(Figure record listings)
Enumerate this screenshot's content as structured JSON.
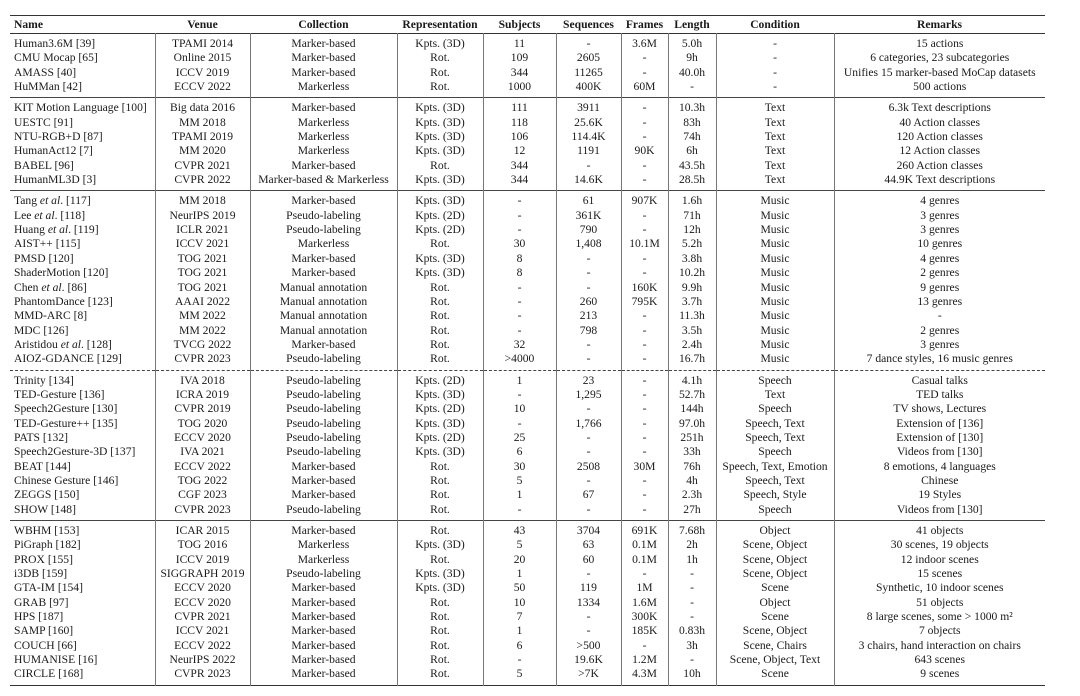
{
  "headers": [
    "Name",
    "Venue",
    "Collection",
    "Representation",
    "Subjects",
    "Sequences",
    "Frames",
    "Length",
    "Condition",
    "Remarks"
  ],
  "groups": [
    {
      "separator": "solid",
      "rows": [
        [
          "Human3.6M [39]",
          "TPAMI 2014",
          "Marker-based",
          "Kpts. (3D)",
          "11",
          "-",
          "3.6M",
          "5.0h",
          "-",
          "15 actions"
        ],
        [
          "CMU Mocap [65]",
          "Online 2015",
          "Marker-based",
          "Rot.",
          "109",
          "2605",
          "-",
          "9h",
          "-",
          "6 categories, 23 subcategories"
        ],
        [
          "AMASS [40]",
          "ICCV 2019",
          "Marker-based",
          "Rot.",
          "344",
          "11265",
          "-",
          "40.0h",
          "-",
          "Unifies 15 marker-based MoCap datasets"
        ],
        [
          "HuMMan [42]",
          "ECCV 2022",
          "Markerless",
          "Rot.",
          "1000",
          "400K",
          "60M",
          "-",
          "-",
          "500 actions"
        ]
      ]
    },
    {
      "separator": "solid",
      "rows": [
        [
          "KIT Motion Language [100]",
          "Big data 2016",
          "Marker-based",
          "Kpts. (3D)",
          "111",
          "3911",
          "-",
          "10.3h",
          "Text",
          "6.3k Text descriptions"
        ],
        [
          "UESTC [91]",
          "MM 2018",
          "Markerless",
          "Kpts. (3D)",
          "118",
          "25.6K",
          "-",
          "83h",
          "Text",
          "40 Action classes"
        ],
        [
          "NTU-RGB+D [87]",
          "TPAMI 2019",
          "Markerless",
          "Kpts. (3D)",
          "106",
          "114.4K",
          "-",
          "74h",
          "Text",
          "120 Action classes"
        ],
        [
          "HumanAct12 [7]",
          "MM 2020",
          "Markerless",
          "Kpts. (3D)",
          "12",
          "1191",
          "90K",
          "6h",
          "Text",
          "12 Action classes"
        ],
        [
          "BABEL [96]",
          "CVPR 2021",
          "Marker-based",
          "Rot.",
          "344",
          "-",
          "-",
          "43.5h",
          "Text",
          "260 Action classes"
        ],
        [
          "HumanML3D [3]",
          "CVPR 2022",
          "Marker-based & Markerless",
          "Kpts. (3D)",
          "344",
          "14.6K",
          "-",
          "28.5h",
          "Text",
          "44.9K Text descriptions"
        ]
      ]
    },
    {
      "separator": "solid",
      "rows": [
        [
          "Tang et al. [117]",
          "MM 2018",
          "Marker-based",
          "Kpts. (3D)",
          "-",
          "61",
          "907K",
          "1.6h",
          "Music",
          "4 genres"
        ],
        [
          "Lee et al. [118]",
          "NeurIPS 2019",
          "Pseudo-labeling",
          "Kpts. (2D)",
          "-",
          "361K",
          "-",
          "71h",
          "Music",
          "3 genres"
        ],
        [
          "Huang et al. [119]",
          "ICLR 2021",
          "Pseudo-labeling",
          "Kpts. (2D)",
          "-",
          "790",
          "-",
          "12h",
          "Music",
          "3 genres"
        ],
        [
          "AIST++ [115]",
          "ICCV 2021",
          "Markerless",
          "Rot.",
          "30",
          "1,408",
          "10.1M",
          "5.2h",
          "Music",
          "10 genres"
        ],
        [
          "PMSD [120]",
          "TOG 2021",
          "Marker-based",
          "Kpts. (3D)",
          "8",
          "-",
          "-",
          "3.8h",
          "Music",
          "4 genres"
        ],
        [
          "ShaderMotion [120]",
          "TOG 2021",
          "Marker-based",
          "Kpts. (3D)",
          "8",
          "-",
          "-",
          "10.2h",
          "Music",
          "2 genres"
        ],
        [
          "Chen et al. [86]",
          "TOG 2021",
          "Manual annotation",
          "Rot.",
          "-",
          "-",
          "160K",
          "9.9h",
          "Music",
          "9 genres"
        ],
        [
          "PhantomDance [123]",
          "AAAI 2022",
          "Manual annotation",
          "Rot.",
          "-",
          "260",
          "795K",
          "3.7h",
          "Music",
          "13 genres"
        ],
        [
          "MMD-ARC [8]",
          "MM 2022",
          "Manual annotation",
          "Rot.",
          "-",
          "213",
          "-",
          "11.3h",
          "Music",
          "-"
        ],
        [
          "MDC [126]",
          "MM 2022",
          "Manual annotation",
          "Rot.",
          "-",
          "798",
          "-",
          "3.5h",
          "Music",
          "2 genres"
        ],
        [
          "Aristidou et al. [128]",
          "TVCG 2022",
          "Marker-based",
          "Rot.",
          "32",
          "-",
          "-",
          "2.4h",
          "Music",
          "3 genres"
        ],
        [
          "AIOZ-GDANCE [129]",
          "CVPR 2023",
          "Pseudo-labeling",
          "Rot.",
          ">4000",
          "-",
          "-",
          "16.7h",
          "Music",
          "7 dance styles, 16 music genres"
        ]
      ]
    },
    {
      "separator": "dashed",
      "rows": [
        [
          "Trinity [134]",
          "IVA 2018",
          "Pseudo-labeling",
          "Kpts. (2D)",
          "1",
          "23",
          "-",
          "4.1h",
          "Speech",
          "Casual talks"
        ],
        [
          "TED-Gesture [136]",
          "ICRA 2019",
          "Pseudo-labeling",
          "Kpts. (3D)",
          "-",
          "1,295",
          "-",
          "52.7h",
          "Text",
          "TED talks"
        ],
        [
          "Speech2Gesture [130]",
          "CVPR 2019",
          "Pseudo-labeling",
          "Kpts. (2D)",
          "10",
          "-",
          "-",
          "144h",
          "Speech",
          "TV shows, Lectures"
        ],
        [
          "TED-Gesture++ [135]",
          "TOG 2020",
          "Pseudo-labeling",
          "Kpts. (3D)",
          "-",
          "1,766",
          "-",
          "97.0h",
          "Speech, Text",
          "Extension of  [136]"
        ],
        [
          "PATS [132]",
          "ECCV 2020",
          "Pseudo-labeling",
          "Kpts. (2D)",
          "25",
          "-",
          "-",
          "251h",
          "Speech, Text",
          "Extension of  [130]"
        ],
        [
          "Speech2Gesture-3D [137]",
          "IVA 2021",
          "Pseudo-labeling",
          "Kpts. (3D)",
          "6",
          "-",
          "-",
          "33h",
          "Speech",
          "Videos from  [130]"
        ],
        [
          "BEAT [144]",
          "ECCV 2022",
          "Marker-based",
          "Rot.",
          "30",
          "2508",
          "30M",
          "76h",
          "Speech, Text, Emotion",
          "8 emotions, 4 languages"
        ],
        [
          "Chinese Gesture [146]",
          "TOG 2022",
          "Marker-based",
          "Rot.",
          "5",
          "-",
          "-",
          "4h",
          "Speech, Text",
          "Chinese"
        ],
        [
          "ZEGGS [150]",
          "CGF 2023",
          "Marker-based",
          "Rot.",
          "1",
          "67",
          "-",
          "2.3h",
          "Speech, Style",
          "19 Styles"
        ],
        [
          "SHOW [148]",
          "CVPR 2023",
          "Pseudo-labeling",
          "Rot.",
          "-",
          "-",
          "-",
          "27h",
          "Speech",
          "Videos from  [130]"
        ]
      ]
    },
    {
      "separator": "solid",
      "rows": [
        [
          "WBHM [153]",
          "ICAR 2015",
          "Marker-based",
          "Rot.",
          "43",
          "3704",
          "691K",
          "7.68h",
          "Object",
          "41 objects"
        ],
        [
          "PiGraph [182]",
          "TOG 2016",
          "Markerless",
          "Kpts. (3D)",
          "5",
          "63",
          "0.1M",
          "2h",
          "Scene, Object",
          "30 scenes, 19 objects"
        ],
        [
          "PROX [155]",
          "ICCV 2019",
          "Markerless",
          "Rot.",
          "20",
          "60",
          "0.1M",
          "1h",
          "Scene, Object",
          "12 indoor scenes"
        ],
        [
          "i3DB [159]",
          "SIGGRAPH 2019",
          "Pseudo-labeling",
          "Kpts. (3D)",
          "1",
          "-",
          "-",
          "-",
          "Scene, Object",
          "15 scenes"
        ],
        [
          "GTA-IM [154]",
          "ECCV 2020",
          "Marker-based",
          "Kpts. (3D)",
          "50",
          "119",
          "1M",
          "-",
          "Scene",
          "Synthetic, 10 indoor scenes"
        ],
        [
          "GRAB [97]",
          "ECCV 2020",
          "Marker-based",
          "Rot.",
          "10",
          "1334",
          "1.6M",
          "-",
          "Object",
          "51 objects"
        ],
        [
          "HPS [187]",
          "CVPR 2021",
          "Marker-based",
          "Rot.",
          "7",
          "-",
          "300K",
          "-",
          "Scene",
          "8 large scenes, some > 1000 m²"
        ],
        [
          "SAMP [160]",
          "ICCV 2021",
          "Marker-based",
          "Rot.",
          "1",
          "-",
          "185K",
          "0.83h",
          "Scene, Object",
          "7 objects"
        ],
        [
          "COUCH [66]",
          "ECCV 2022",
          "Marker-based",
          "Rot.",
          "6",
          ">500",
          "-",
          "3h",
          "Scene, Chairs",
          "3 chairs, hand interaction on chairs"
        ],
        [
          "HUMANISE [16]",
          "NeurIPS 2022",
          "Marker-based",
          "Rot.",
          "-",
          "19.6K",
          "1.2M",
          "-",
          "Scene, Object, Text",
          "643 scenes"
        ],
        [
          "CIRCLE [168]",
          "CVPR 2023",
          "Marker-based",
          "Rot.",
          "5",
          ">7K",
          "4.3M",
          "10h",
          "Scene",
          "9 scenes"
        ]
      ]
    }
  ]
}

> Exercise goal
Scan the material and collect every line that contains "objects".

> Correct answer
          "41 objects"
          "30 scenes, 19 objects"
          "51 objects"
          "7 objects"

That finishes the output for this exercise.